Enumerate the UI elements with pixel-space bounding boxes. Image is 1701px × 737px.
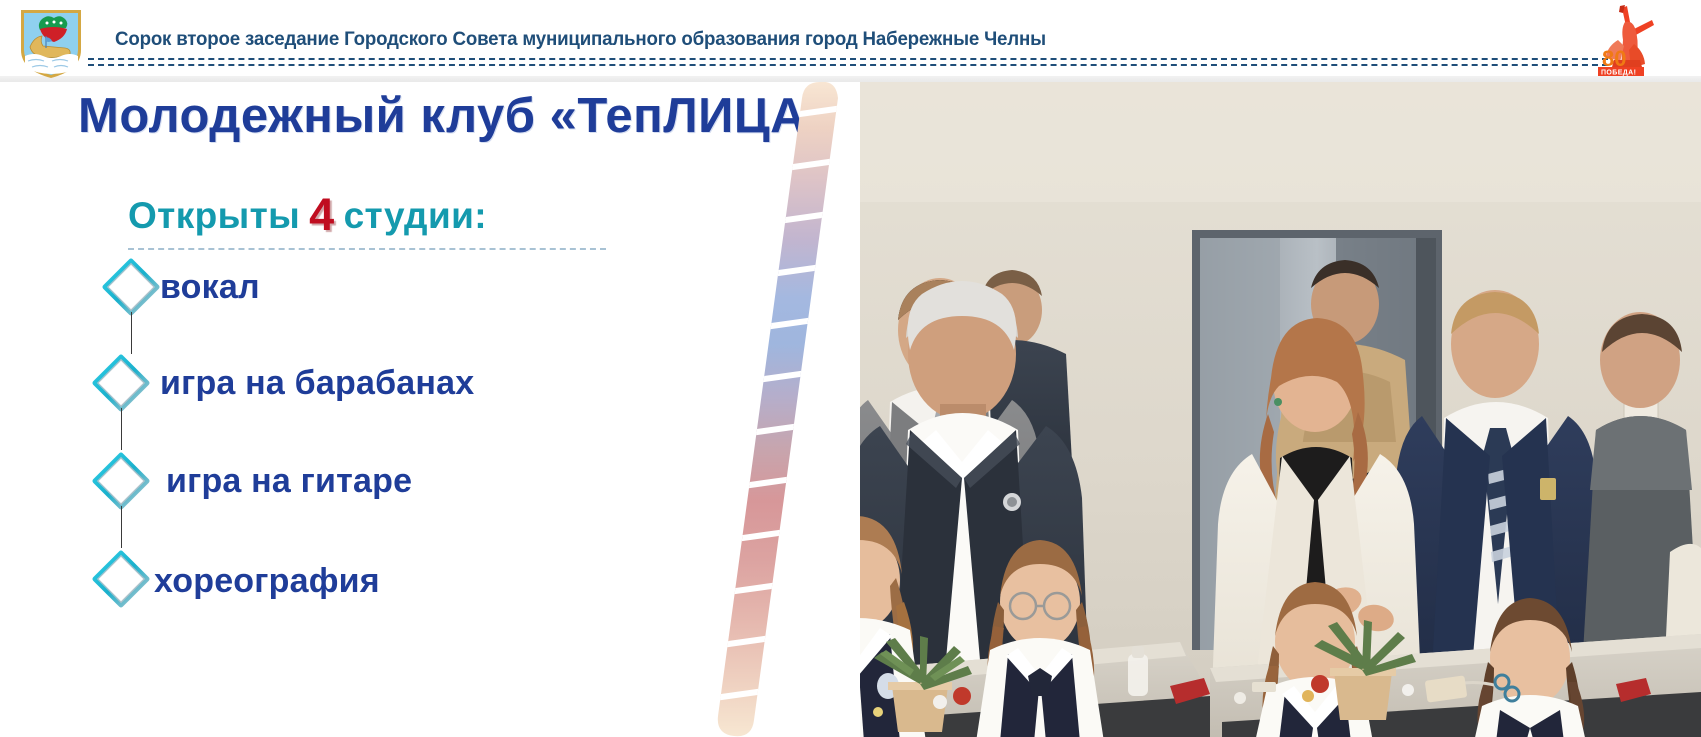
subtitle-prefix: Открыты [128, 195, 300, 236]
list-connector [131, 312, 132, 354]
youth-club-visit-photo [740, 82, 1701, 737]
diamond-bullet-icon [92, 354, 150, 412]
studio-list: вокал игра на барабанах игра на гитаре [88, 254, 708, 646]
page-title: Молодежный клуб «ТепЛИЦА» [78, 88, 834, 144]
subtitle-underline [128, 248, 606, 250]
left-content-area: Молодежный клуб «ТепЛИЦА» Открыты4студии… [0, 82, 860, 737]
list-connector [121, 506, 122, 548]
list-item: вокал [88, 254, 708, 352]
subtitle-block: Открыты4студии: [128, 187, 618, 250]
subtitle-suffix: студии: [344, 195, 487, 236]
list-item-label: хореография [154, 562, 380, 601]
divider-line-bottom [88, 64, 1608, 66]
header-divider [88, 58, 1608, 68]
naberezhnye-chelny-coat-of-arms-icon [16, 7, 86, 81]
header-bar: Сорок второе заседание Городского Совета… [0, 0, 1701, 76]
diamond-bullet-icon [92, 550, 150, 608]
header-title: Сорок второе заседание Городского Совета… [115, 28, 1363, 51]
header-bottom-shadow [0, 76, 1701, 82]
subtitle: Открыты4студии: [128, 187, 618, 239]
diamond-bullet-icon [92, 452, 150, 510]
photo-panel [740, 82, 1701, 737]
list-item: игра на гитаре [88, 450, 708, 548]
diamond-bullet-icon [102, 258, 160, 316]
list-item-label: игра на барабанах [160, 364, 474, 403]
victory-80-anniversary-icon: 80 ПОБЕДА! [1596, 4, 1658, 76]
list-item: хореография [88, 548, 708, 646]
list-item-label: вокал [160, 268, 260, 307]
list-item-label: игра на гитаре [166, 462, 412, 501]
list-item: игра на барабанах [88, 352, 708, 450]
divider-line-top [88, 58, 1608, 60]
svg-text:ПОБЕДА!: ПОБЕДА! [1601, 70, 1636, 77]
studio-count: 4 [300, 189, 343, 240]
slide-root: Молодежный клуб «ТепЛИЦА» Открыты4студии… [0, 0, 1701, 737]
list-connector [121, 408, 122, 450]
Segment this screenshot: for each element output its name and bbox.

☆ ☆ ☆ ☆

What you should do
Reproduce all the records with every occurrence of "diamond-bullet-icon" replaced by "rhombus-bullet-icon", keeping everything else the same and omitting the pictures.

Result of this task
Enumerate the UI elements with pixel-space bounding boxes. Image is 1701px × 737px.
subtitle-prefix: Открыты [128, 195, 300, 236]
list-connector [131, 312, 132, 354]
youth-club-visit-photo [740, 82, 1701, 737]
rhombus-bullet-icon [92, 354, 150, 412]
studio-list: вокал игра на барабанах игра на гитаре [88, 254, 708, 646]
page-title: Молодежный клуб «ТепЛИЦА» [78, 88, 834, 144]
subtitle-underline [128, 248, 606, 250]
left-content-area: Молодежный клуб «ТепЛИЦА» Открыты4студии… [0, 82, 860, 737]
list-connector [121, 506, 122, 548]
list-item: вокал [88, 254, 708, 352]
subtitle-block: Открыты4студии: [128, 187, 618, 250]
subtitle-suffix: студии: [344, 195, 487, 236]
list-item-label: хореография [154, 562, 380, 601]
divider-line-bottom [88, 64, 1608, 66]
header-divider [88, 58, 1608, 68]
naberezhnye-chelny-coat-of-arms-icon [16, 7, 86, 81]
header-bar: Сорок второе заседание Городского Совета… [0, 0, 1701, 76]
rhombus-bullet-icon [92, 550, 150, 608]
header-title: Сорок второе заседание Городского Совета… [115, 28, 1363, 51]
header-bottom-shadow [0, 76, 1701, 82]
subtitle: Открыты4студии: [128, 187, 618, 239]
rhombus-bullet-icon [92, 452, 150, 510]
photo-panel [740, 82, 1701, 737]
list-item: игра на гитаре [88, 450, 708, 548]
rhombus-bullet-icon [102, 258, 160, 316]
list-item-label: игра на барабанах [160, 364, 474, 403]
victory-80-anniversary-icon: 80 ПОБЕДА! [1596, 4, 1658, 76]
list-item: хореография [88, 548, 708, 646]
list-item-label: вокал [160, 268, 260, 307]
list-item-label: игра на гитаре [166, 462, 412, 501]
list-item: игра на барабанах [88, 352, 708, 450]
divider-line-top [88, 58, 1608, 60]
svg-text:ПОБЕДА!: ПОБЕДА! [1601, 70, 1636, 77]
studio-count: 4 [300, 189, 343, 240]
slide-root: Молодежный клуб «ТепЛИЦА» Открыты4студии… [0, 0, 1701, 737]
list-connector [121, 408, 122, 450]
Segment this screenshot: for each element output its name and bbox.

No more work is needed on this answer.